======== SUPPLIED RECORDS ========

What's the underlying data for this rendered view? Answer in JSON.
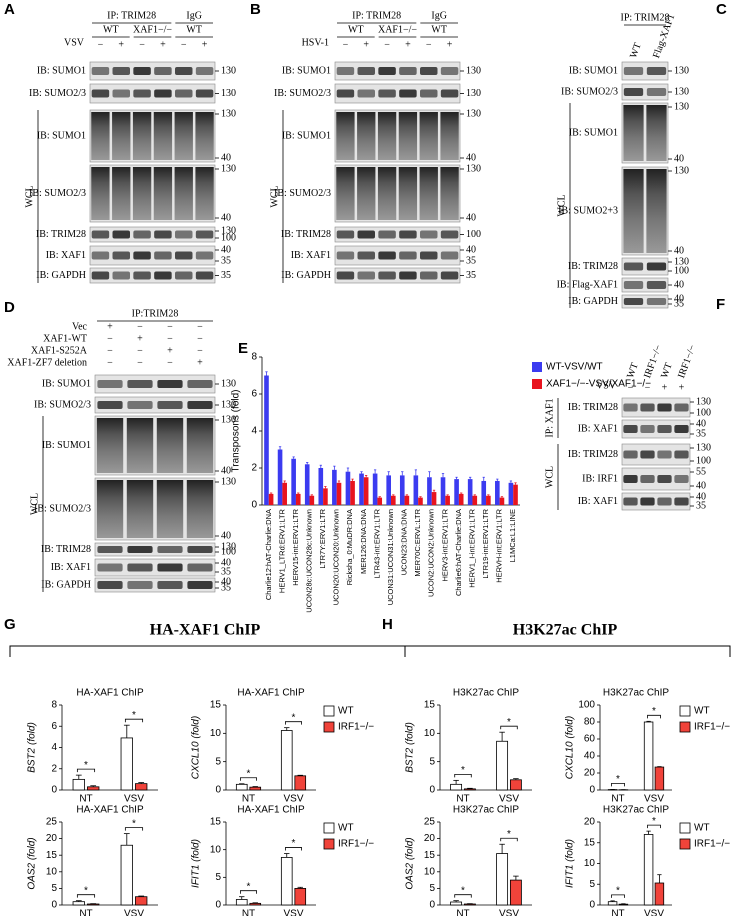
{
  "figure": {
    "panel_labels": {
      "G": "G",
      "H": "H"
    },
    "groups": [
      {
        "label": "G",
        "title": "HA-XAF1 ChIP"
      },
      {
        "label": "H",
        "title": "H3K27ac ChIP"
      }
    ]
  },
  "blots": {
    "A": {
      "label": "A",
      "ip": "IP: TRIM28",
      "igg": "IgG",
      "treatment": "VSV",
      "groups": [
        "WT",
        "XAF1−/−",
        "WT"
      ],
      "signs": [
        "−",
        "+",
        "−",
        "+",
        "−",
        "+"
      ],
      "wcl": "WCL",
      "rows": [
        {
          "label": "IB:  SUMO1",
          "markers": [
            130
          ]
        },
        {
          "label": "IB:  SUMO2/3",
          "markers": [
            130
          ]
        },
        {
          "label": "IB:  SUMO1",
          "markers": [
            130,
            40
          ]
        },
        {
          "label": "IB:  SUMO2/3",
          "markers": [
            130,
            40
          ]
        },
        {
          "label": "IB:  TRIM28",
          "markers": [
            130,
            100
          ]
        },
        {
          "label": "IB:  XAF1",
          "markers": [
            40,
            35
          ]
        },
        {
          "label": "IB:  GAPDH",
          "markers": [
            35
          ]
        }
      ]
    },
    "B": {
      "label": "B",
      "ip": "IP: TRIM28",
      "igg": "IgG",
      "treatment": "HSV-1",
      "groups": [
        "WT",
        "XAF1−/−",
        "WT"
      ],
      "signs": [
        "−",
        "+",
        "−",
        "+",
        "−",
        "+"
      ],
      "wcl": "WCL",
      "rows": [
        {
          "label": "IB:  SUMO1",
          "markers": [
            130
          ]
        },
        {
          "label": "IB:  SUMO2/3",
          "markers": [
            130
          ]
        },
        {
          "label": "IB:  SUMO1",
          "markers": [
            130,
            40
          ]
        },
        {
          "label": "IB:  SUMO2/3",
          "markers": [
            130,
            40
          ]
        },
        {
          "label": "IB:  TRIM28",
          "markers": [
            100
          ]
        },
        {
          "label": "IB:  XAF1",
          "markers": [
            40,
            35
          ]
        },
        {
          "label": "IB:  GAPDH",
          "markers": [
            35
          ]
        }
      ]
    },
    "C": {
      "label": "C",
      "ip": "IP: TRIM28",
      "lanes": [
        "WT",
        "Flag-XAF1"
      ],
      "wcl": "WCL",
      "rows": [
        {
          "label": "IB:  SUMO1",
          "markers": [
            130
          ]
        },
        {
          "label": "IB:  SUMO2/3",
          "markers": [
            130
          ]
        },
        {
          "label": "IB:  SUMO1",
          "markers": [
            130,
            40
          ]
        },
        {
          "label": "IB:  SUMO2+3",
          "markers": [
            130,
            40
          ]
        },
        {
          "label": "IB:  TRIM28",
          "markers": [
            130,
            100
          ]
        },
        {
          "label": "IB:  Flag-XAF1",
          "markers": [
            40
          ]
        },
        {
          "label": "IB:  GAPDH",
          "markers": [
            40,
            35
          ]
        }
      ]
    },
    "D": {
      "label": "D",
      "ip": "IP:TRIM28",
      "wcl": "WCL",
      "treatments": [
        {
          "label": "Vec",
          "signs": [
            "+",
            "−",
            "−",
            "−"
          ]
        },
        {
          "label": "XAF1-WT",
          "signs": [
            "−",
            "+",
            "−",
            "−"
          ]
        },
        {
          "label": "XAF1-S252A",
          "signs": [
            "−",
            "−",
            "+",
            "−"
          ]
        },
        {
          "label": "XAF1-ZF7 deletion",
          "signs": [
            "−",
            "−",
            "−",
            "+"
          ]
        }
      ],
      "rows": [
        {
          "label": "IB:  SUMO1",
          "markers": [
            130
          ]
        },
        {
          "label": "IB:  SUMO2/3",
          "markers": [
            130
          ]
        },
        {
          "label": "IB:  SUMO1",
          "markers": [
            130,
            40
          ]
        },
        {
          "label": "IB:  SUMO2/3",
          "markers": [
            130,
            40
          ]
        },
        {
          "label": "IB:  TRIM28",
          "markers": [
            130,
            100
          ]
        },
        {
          "label": "IB:  XAF1",
          "markers": [
            40,
            35
          ]
        },
        {
          "label": "IB:  GAPDH",
          "markers": [
            40,
            35
          ]
        }
      ]
    },
    "F": {
      "label": "F",
      "ip": "IP: XAF1",
      "lanes": [
        "WT",
        "IRF1−/−",
        "WT",
        "IRF1−/−"
      ],
      "treatment": "VSV",
      "signs": [
        "−",
        "−",
        "+",
        "+"
      ],
      "wcl": "WCL",
      "rows": [
        {
          "label": "IB:  TRIM28",
          "markers": [
            130,
            100
          ]
        },
        {
          "label": "IB:  XAF1",
          "markers": [
            40,
            35
          ]
        },
        {
          "label": "IB:  TRIM28",
          "markers": [
            130,
            100
          ]
        },
        {
          "label": "IB:  IRF1",
          "markers": [
            55,
            40
          ]
        },
        {
          "label": "IB:  XAF1",
          "markers": [
            40,
            35
          ]
        }
      ]
    }
  },
  "chart_data": [
    {
      "type": "bar",
      "label": "E",
      "ylabel": "Transposons (fold)",
      "ylim": [
        0,
        8
      ],
      "yticks": [
        0,
        2,
        4,
        6,
        8
      ],
      "categories": [
        "Charlie12:hAT-Charlie:DNA",
        "HERV1_LTRd:ERV1:LTR",
        "HERV15-int:ERV1:LTR",
        "UCON28c:UCON28c:Unknown",
        "LTR7Y:ERV1:LTR",
        "UCON20:UCON20:Unknown",
        "Ricksha_0:MuDR:DNA",
        "MER126:DNA:DNA",
        "LTR43-int:ERV1:LTR",
        "UCON31:UCON31:Unknown",
        "UCON23:DNA:DNA",
        "MER70C:ERVL:LTR",
        "UCON2:UCON2:Unknown",
        "HERV3-int:ERV1:LTR",
        "Charlie6:hAT-Charlie:DNA",
        "HERV1_I-int:ERV1:LTR",
        "LTR19-int:ERV1:LTR",
        "HERVH-int:ERV1:LTR",
        "L1MCa:L1:LINE"
      ],
      "series": [
        {
          "name": "WT-VSV/WT",
          "color": "#3b3bf0",
          "values": [
            7.0,
            3.0,
            2.5,
            2.2,
            2.0,
            1.9,
            1.8,
            1.7,
            1.7,
            1.6,
            1.6,
            1.6,
            1.5,
            1.5,
            1.4,
            1.4,
            1.3,
            1.3,
            1.2
          ],
          "errors": [
            0.2,
            0.15,
            0.1,
            0.1,
            0.15,
            0.2,
            0.2,
            0.1,
            0.2,
            0.2,
            0.2,
            0.3,
            0.3,
            0.2,
            0.1,
            0.1,
            0.2,
            0.1,
            0.1
          ]
        },
        {
          "name": "XAF1−/−-VSV/XAF1−/−",
          "color": "#e8141e",
          "values": [
            0.6,
            1.2,
            0.6,
            0.5,
            0.9,
            1.2,
            1.3,
            1.5,
            0.4,
            0.5,
            0.5,
            0.4,
            0.7,
            0.5,
            0.6,
            0.5,
            0.5,
            0.4,
            1.1
          ],
          "errors": [
            0.05,
            0.1,
            0.05,
            0.05,
            0.1,
            0.1,
            0.1,
            0.1,
            0.05,
            0.05,
            0.05,
            0.05,
            0.1,
            0.05,
            0.05,
            0.05,
            0.05,
            0.05,
            0.1
          ]
        }
      ]
    },
    {
      "type": "bar",
      "title": "HA-XAF1 ChIP",
      "ylabel": "BST2 (fold)",
      "ylim": [
        0,
        8
      ],
      "yticks": [
        0,
        2,
        4,
        6,
        8
      ],
      "categories": [
        "NT",
        "VSV"
      ],
      "annotations": [
        "*",
        "*"
      ],
      "series": [
        {
          "color": "#ffffff",
          "values": [
            1.0,
            4.9
          ],
          "errors": [
            0.4,
            1.2
          ]
        },
        {
          "color": "#f0433a",
          "values": [
            0.3,
            0.6
          ],
          "errors": [
            0.1,
            0.1
          ]
        }
      ]
    },
    {
      "type": "bar",
      "title": "HA-XAF1 ChIP",
      "ylabel": "CXCL10 (fold)",
      "ylim": [
        0,
        15
      ],
      "yticks": [
        0,
        5,
        10,
        15
      ],
      "categories": [
        "NT",
        "VSV"
      ],
      "annotations": [
        "*",
        "*"
      ],
      "series": [
        {
          "name": "WT",
          "color": "#ffffff",
          "values": [
            1.0,
            10.5
          ],
          "errors": [
            0.1,
            0.5
          ]
        },
        {
          "name": "IRF1−/−",
          "color": "#f0433a",
          "values": [
            0.5,
            2.5
          ],
          "errors": [
            0.1,
            0.1
          ]
        }
      ]
    },
    {
      "type": "bar",
      "title": "HA-XAF1 ChIP",
      "ylabel": "OAS2 (fold)",
      "ylim": [
        0,
        25
      ],
      "yticks": [
        0,
        5,
        10,
        15,
        20,
        25
      ],
      "categories": [
        "NT",
        "VSV"
      ],
      "annotations": [
        "*",
        "*"
      ],
      "series": [
        {
          "color": "#ffffff",
          "values": [
            1.0,
            18
          ],
          "errors": [
            0.3,
            3.5
          ]
        },
        {
          "color": "#f0433a",
          "values": [
            0.3,
            2.5
          ],
          "errors": [
            0.1,
            0.2
          ]
        }
      ]
    },
    {
      "type": "bar",
      "title": "HA-XAF1 ChIP",
      "ylabel": "IFIT1 (fold)",
      "ylim": [
        0,
        15
      ],
      "yticks": [
        0,
        5,
        10,
        15
      ],
      "categories": [
        "NT",
        "VSV"
      ],
      "annotations": [
        "*",
        "*"
      ],
      "series": [
        {
          "name": "WT",
          "color": "#ffffff",
          "values": [
            1.0,
            8.6
          ],
          "errors": [
            0.5,
            0.7
          ]
        },
        {
          "name": "IRF1−/−",
          "color": "#f0433a",
          "values": [
            0.3,
            3.0
          ],
          "errors": [
            0.1,
            0.2
          ]
        }
      ]
    },
    {
      "type": "bar",
      "title": "H3K27ac ChIP",
      "ylabel": "BST2 (fold)",
      "ylim": [
        0,
        15
      ],
      "yticks": [
        0,
        5,
        10,
        15
      ],
      "categories": [
        "NT",
        "VSV"
      ],
      "annotations": [
        "*",
        "*"
      ],
      "series": [
        {
          "color": "#ffffff",
          "values": [
            1.0,
            8.6
          ],
          "errors": [
            0.7,
            1.6
          ]
        },
        {
          "color": "#f0433a",
          "values": [
            0.2,
            1.8
          ],
          "errors": [
            0.1,
            0.2
          ]
        }
      ]
    },
    {
      "type": "bar",
      "title": "H3K27ac ChIP",
      "ylabel": "CXCL10 (fold)",
      "ylim": [
        0,
        100
      ],
      "yticks": [
        0,
        20,
        40,
        60,
        80,
        100
      ],
      "categories": [
        "NT",
        "VSV"
      ],
      "annotations": [
        "*",
        "*"
      ],
      "series": [
        {
          "name": "WT",
          "color": "#ffffff",
          "values": [
            0.5,
            80
          ],
          "errors": [
            0.2,
            0.8
          ]
        },
        {
          "name": "IRF1−/−",
          "color": "#f0433a",
          "values": [
            0.3,
            27
          ],
          "errors": [
            0.1,
            0.5
          ]
        }
      ]
    },
    {
      "type": "bar",
      "title": "H3K27ac ChIP",
      "ylabel": "OAS2 (fold)",
      "ylim": [
        0,
        25
      ],
      "yticks": [
        0,
        5,
        10,
        15,
        20,
        25
      ],
      "categories": [
        "NT",
        "VSV"
      ],
      "annotations": [
        "*",
        "*"
      ],
      "series": [
        {
          "color": "#ffffff",
          "values": [
            0.9,
            15.5
          ],
          "errors": [
            0.4,
            2.8
          ]
        },
        {
          "color": "#f0433a",
          "values": [
            0.3,
            7.5
          ],
          "errors": [
            0.1,
            1.2
          ]
        }
      ]
    },
    {
      "type": "bar",
      "title": "H3K27ac ChIP",
      "ylabel": "IFIT1 (fold)",
      "ylim": [
        0,
        20
      ],
      "yticks": [
        0,
        5,
        10,
        15,
        20
      ],
      "categories": [
        "NT",
        "VSV"
      ],
      "annotations": [
        "*",
        "*"
      ],
      "series": [
        {
          "name": "WT",
          "color": "#ffffff",
          "values": [
            0.8,
            17
          ],
          "errors": [
            0.2,
            0.8
          ]
        },
        {
          "name": "IRF1−/−",
          "color": "#f0433a",
          "values": [
            0.2,
            5.3
          ],
          "errors": [
            0.1,
            2
          ]
        }
      ]
    }
  ]
}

========

YOUR INSTRUCTIONS: Pull out and copy each line containing the string "Charlie".

SOLUTION TO THIS PROBLEM:
        "Charlie12:hAT-Charlie:DNA",
        "Charlie6:hAT-Charlie:DNA",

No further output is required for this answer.